* [RECORD EXTRACTS]:
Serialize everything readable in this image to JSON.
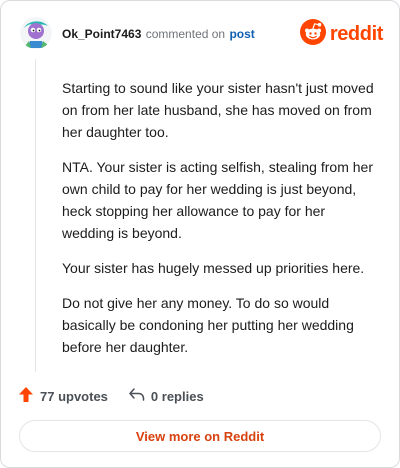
{
  "header": {
    "username": "Ok_Point7463",
    "commented_text": "commented on",
    "post_link": "post",
    "brand": "reddit",
    "avatar_icon": "cartoon-avatar-icon",
    "logo_icon": "reddit-snoo-icon"
  },
  "comment": {
    "paragraphs": [
      "Starting to sound like your sister hasn't just moved on from her late husband, she has moved on from her daughter too.",
      "NTA. Your sister is acting selfish, stealing from her own child to pay for her wedding is just beyond, heck stopping her allowance to pay for her wedding is beyond.",
      "Your sister has hugely messed up priorities here.",
      "Do not give her any money. To do so would basically be condoning her putting her wedding before her daughter."
    ]
  },
  "actions": {
    "upvotes": "77 upvotes",
    "replies": "0 replies",
    "upvote_icon": "upvote-arrow-icon",
    "reply_icon": "reply-arrow-icon"
  },
  "footer": {
    "view_more": "View more on Reddit"
  },
  "colors": {
    "accent": "#ff4500",
    "link": "#0f5fb3",
    "button_text": "#d74210",
    "muted": "#6f7479"
  }
}
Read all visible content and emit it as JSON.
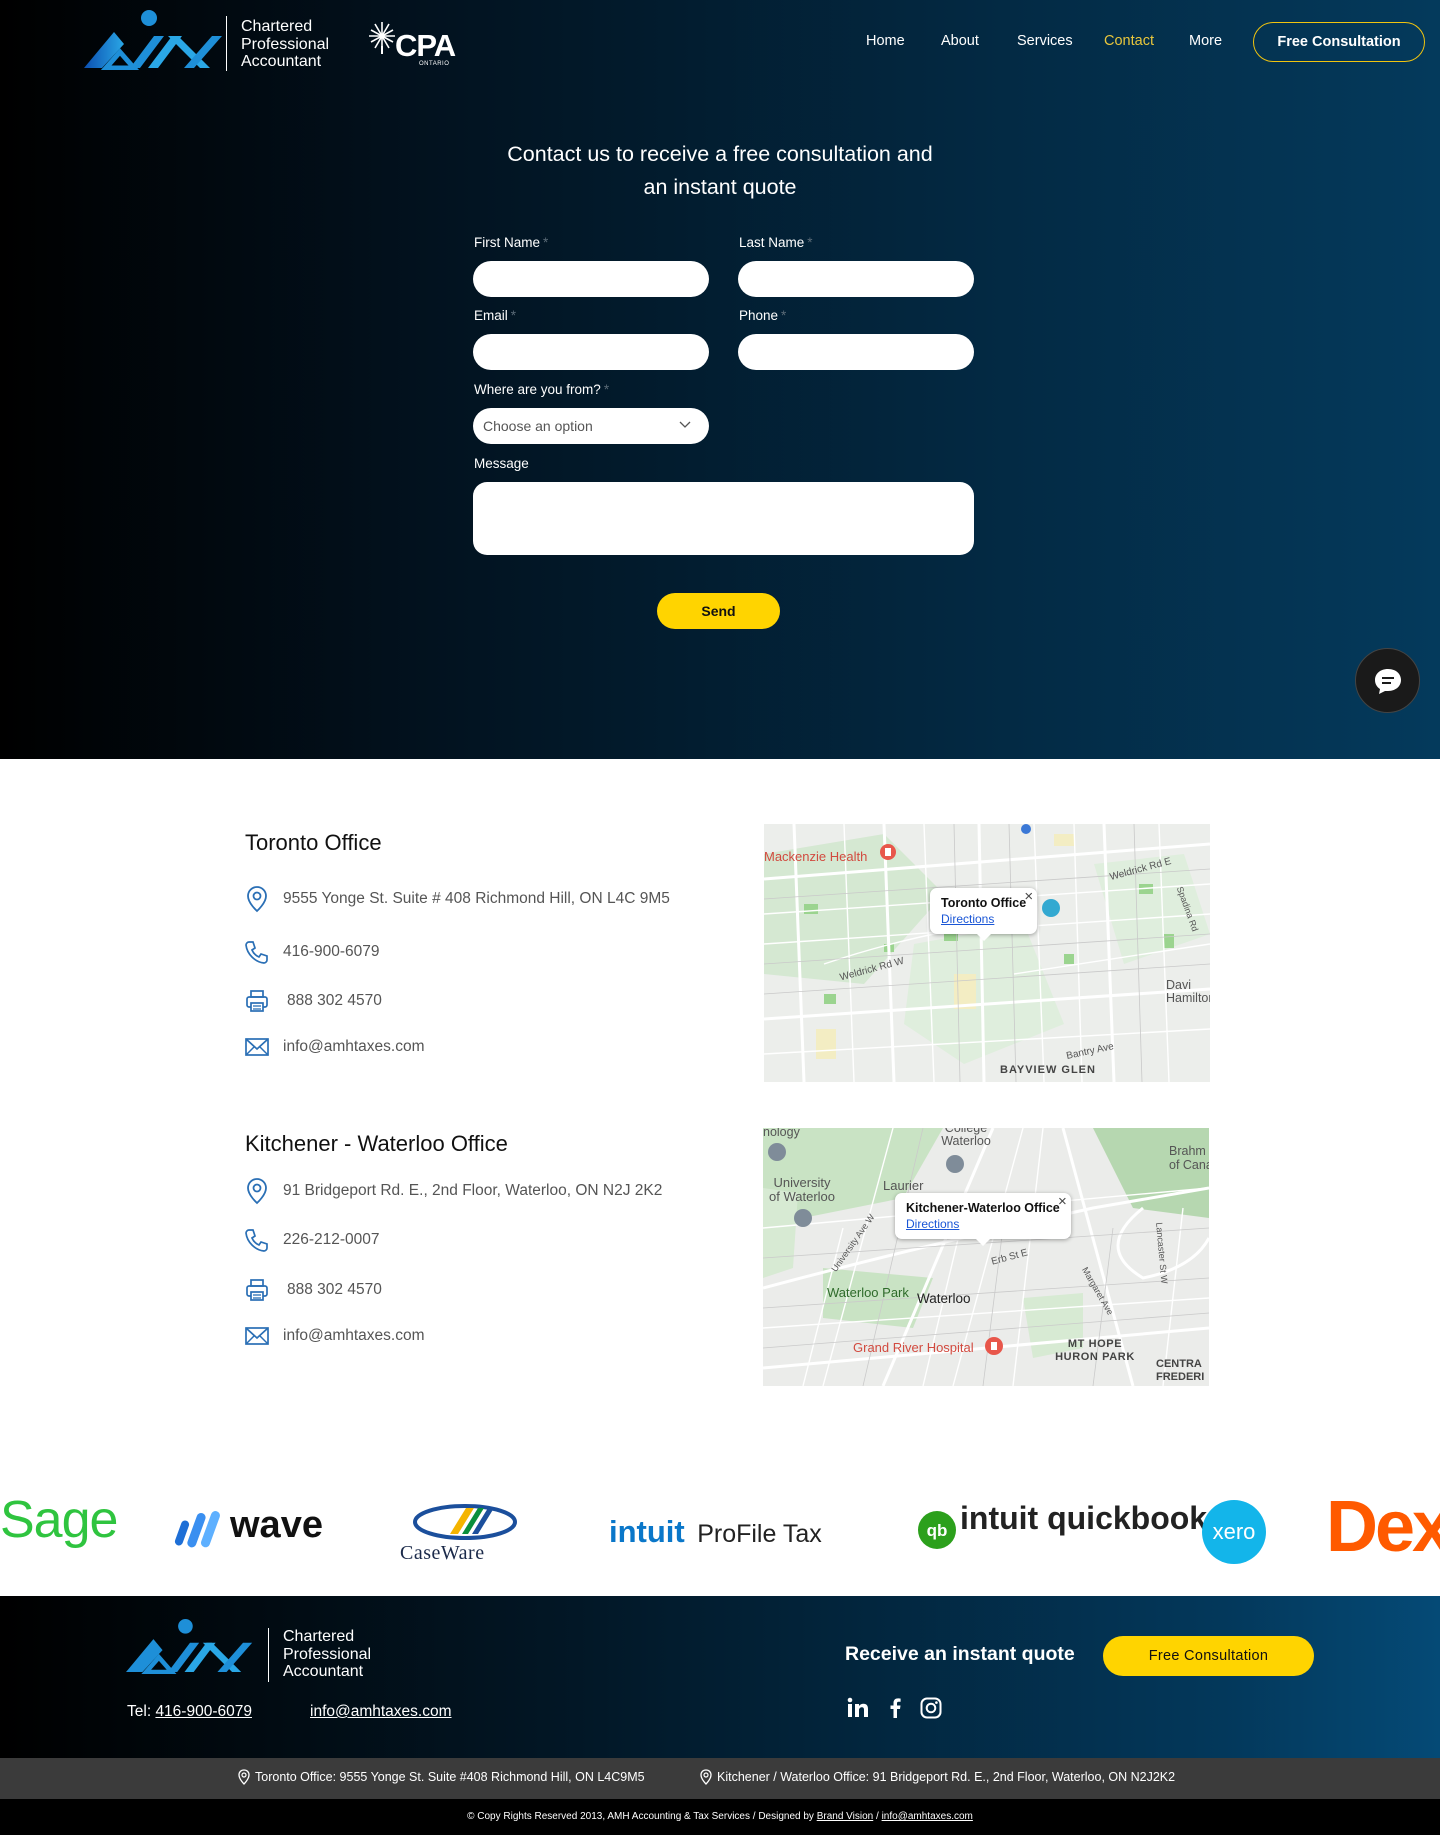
{
  "header": {
    "logo_text": [
      "Chartered",
      "Professional",
      "Accountant"
    ],
    "cpa_logo": "CPA",
    "cpa_sub": "ONTARIO",
    "nav": [
      {
        "label": "Home",
        "active": false
      },
      {
        "label": "About",
        "active": false
      },
      {
        "label": "Services",
        "active": false
      },
      {
        "label": "Contact",
        "active": true
      },
      {
        "label": "More",
        "active": false
      }
    ],
    "cta_label": "Free Consultation"
  },
  "form": {
    "title_line1": "Contact us to receive a free consultation and",
    "title_line2": "an instant quote",
    "first_name_label": "First Name",
    "last_name_label": "Last Name",
    "email_label": "Email",
    "phone_label": "Phone",
    "origin_label": "Where are you from?",
    "origin_placeholder": "Choose an option",
    "message_label": "Message",
    "required_mark": "*",
    "send_label": "Send"
  },
  "offices": [
    {
      "name": "Toronto Office",
      "address": "9555 Yonge St. Suite # 408 Richmond Hill, ON L4C 9M5",
      "phone": "416-900-6079",
      "fax": "888 302 4570",
      "email": "info@amhtaxes.com",
      "map_popup_title": "Toronto Office",
      "map_popup_link": "Directions",
      "map_labels": [
        "Mackenzie Health",
        "Weldrick Rd W",
        "Weldrick Rd E",
        "BAYVIEW GLEN",
        "Bantry Ave",
        "Davi Hamilton",
        "Bayview",
        "Spadina Rd"
      ]
    },
    {
      "name": "Kitchener - Waterloo Office",
      "address": "91 Bridgeport Rd. E., 2nd Floor, Waterloo, ON N2J 2K2",
      "phone": "226-212-0007",
      "fax": "888 302 4570",
      "email": "info@amhtaxes.com",
      "map_popup_title": "Kitchener-Waterloo Office",
      "map_popup_link": "Directions",
      "map_labels": [
        "University of Waterloo",
        "Laurier",
        "Waterloo Park",
        "Waterloo",
        "Grand River Hospital",
        "MT HOPE HURON PARK",
        "CENTRA FREDERI",
        "Brahm of Cana",
        "Erb St E",
        "Margaret Ave",
        "College Waterloo",
        "nology",
        "Lancaster St W",
        "University Ave W"
      ]
    }
  ],
  "partners": [
    "Sage",
    "wave",
    "CaseWare",
    "intuit",
    "ProFile Tax",
    "intuit quickbooks",
    "xero",
    "Dext"
  ],
  "footer": {
    "logo_text": [
      "Chartered",
      "Professional",
      "Accountant"
    ],
    "tel_prefix": "Tel: ",
    "tel": "416-900-6079",
    "email": "info@amhtaxes.com",
    "quote_text": "Receive an instant quote",
    "cta_label": "Free Consultation",
    "social_icons": [
      "linkedin-icon",
      "facebook-icon",
      "instagram-icon"
    ],
    "toronto_address": "Toronto Office: 9555 Yonge St. Suite #408 Richmond Hill, ON L4C9M5",
    "kitchener_address": "Kitchener / Waterloo Office: 91 Bridgeport Rd. E., 2nd Floor, Waterloo, ON N2J2K2",
    "copyright": "© Copy Rights Reserved 2013, AMH Accounting & Tax Services / Designed by",
    "designer": "Brand Vision",
    "separator": " / ",
    "copy_email": "info@amhtaxes.com"
  },
  "colors": {
    "accent_yellow": "#ffd400",
    "nav_active": "#e8c63c",
    "brand_blue": "#1e8fd8",
    "icon_blue": "#2a6fb5"
  }
}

* [PROBLEM DESCRIPTION]: Do not copy the pictures, but repeat every line exactly.

* [RESPONSE BELOW]:
Serialize everything readable in this image to JSON.
{
  "header": {
    "username": "Ok_Point7463",
    "commented_text": "commented on",
    "post_link": "post",
    "brand": "reddit",
    "avatar_icon": "cartoon-avatar-icon",
    "logo_icon": "reddit-snoo-icon"
  },
  "comment": {
    "paragraphs": [
      "Starting to sound like your sister hasn't just moved on from her late husband, she has moved on from her daughter too.",
      "NTA. Your sister is acting selfish, stealing from her own child to pay for her wedding is just beyond, heck stopping her allowance to pay for her wedding is beyond.",
      "Your sister has hugely messed up priorities here.",
      "Do not give her any money. To do so would basically be condoning her putting her wedding before her daughter."
    ]
  },
  "actions": {
    "upvotes": "77 upvotes",
    "replies": "0 replies",
    "upvote_icon": "upvote-arrow-icon",
    "reply_icon": "reply-arrow-icon"
  },
  "footer": {
    "view_more": "View more on Reddit"
  },
  "colors": {
    "accent": "#ff4500",
    "link": "#0f5fb3",
    "button_text": "#d74210",
    "muted": "#6f7479"
  }
}
Read all visible content and emit it as JSON.
{
  "header": {
    "logo_text": [
      "Chartered",
      "Professional",
      "Accountant"
    ],
    "cpa_logo": "CPA",
    "cpa_sub": "ONTARIO",
    "nav": [
      {
        "label": "Home",
        "active": false
      },
      {
        "label": "About",
        "active": false
      },
      {
        "label": "Services",
        "active": false
      },
      {
        "label": "Contact",
        "active": true
      },
      {
        "label": "More",
        "active": false
      }
    ],
    "cta_label": "Free Consultation"
  },
  "form": {
    "title_line1": "Contact us to receive a free consultation and",
    "title_line2": "an instant quote",
    "first_name_label": "First Name",
    "last_name_label": "Last Name",
    "email_label": "Email",
    "phone_label": "Phone",
    "origin_label": "Where are you from?",
    "origin_placeholder": "Choose an option",
    "message_label": "Message",
    "required_mark": "*",
    "send_label": "Send"
  },
  "offices": [
    {
      "name": "Toronto Office",
      "address": "9555 Yonge St. Suite # 408 Richmond Hill, ON L4C 9M5",
      "phone": "416-900-6079",
      "fax": "888 302 4570",
      "email": "info@amhtaxes.com",
      "map_popup_title": "Toronto Office",
      "map_popup_link": "Directions",
      "map_labels": [
        "Mackenzie Health",
        "Weldrick Rd W",
        "Weldrick Rd E",
        "BAYVIEW GLEN",
        "Bantry Ave",
        "Davi Hamilton",
        "Bayview",
        "Spadina Rd"
      ]
    },
    {
      "name": "Kitchener - Waterloo Office",
      "address": "91 Bridgeport Rd. E., 2nd Floor, Waterloo, ON N2J 2K2",
      "phone": "226-212-0007",
      "fax": "888 302 4570",
      "email": "info@amhtaxes.com",
      "map_popup_title": "Kitchener-Waterloo Office",
      "map_popup_link": "Directions",
      "map_labels": [
        "University of Waterloo",
        "Laurier",
        "Waterloo Park",
        "Waterloo",
        "Grand River Hospital",
        "MT HOPE HURON PARK",
        "CENTRA FREDERI",
        "Brahm of Cana",
        "Erb St E",
        "Margaret Ave",
        "College Waterloo",
        "nology",
        "Lancaster St W",
        "University Ave W"
      ]
    }
  ],
  "partners": [
    "Sage",
    "wave",
    "CaseWare",
    "intuit",
    "ProFile Tax",
    "intuit quickbooks",
    "xero",
    "Dext"
  ],
  "footer": {
    "logo_text": [
      "Chartered",
      "Professional",
      "Accountant"
    ],
    "tel_prefix": "Tel: ",
    "tel": "416-900-6079",
    "email": "info@amhtaxes.com",
    "quote_text": "Receive an instant quote",
    "cta_label": "Free Consultation",
    "social_icons": [
      "linkedin-icon",
      "facebook-icon",
      "instagram-icon"
    ],
    "toronto_address": "Toronto Office: 9555 Yonge St. Suite #408 Richmond Hill, ON L4C9M5",
    "kitchener_address": "Kitchener / Waterloo Office: 91 Bridgeport Rd. E., 2nd Floor, Waterloo, ON N2J2K2",
    "copyright": "© Copy Rights Reserved 2013, AMH Accounting & Tax Services / Designed by",
    "designer": "Brand Vision",
    "separator": " / ",
    "copy_email": "info@amhtaxes.com"
  },
  "colors": {
    "accent_yellow": "#ffd400",
    "nav_active": "#e8c63c",
    "brand_blue": "#1e8fd8",
    "icon_blue": "#2a6fb5"
  }
}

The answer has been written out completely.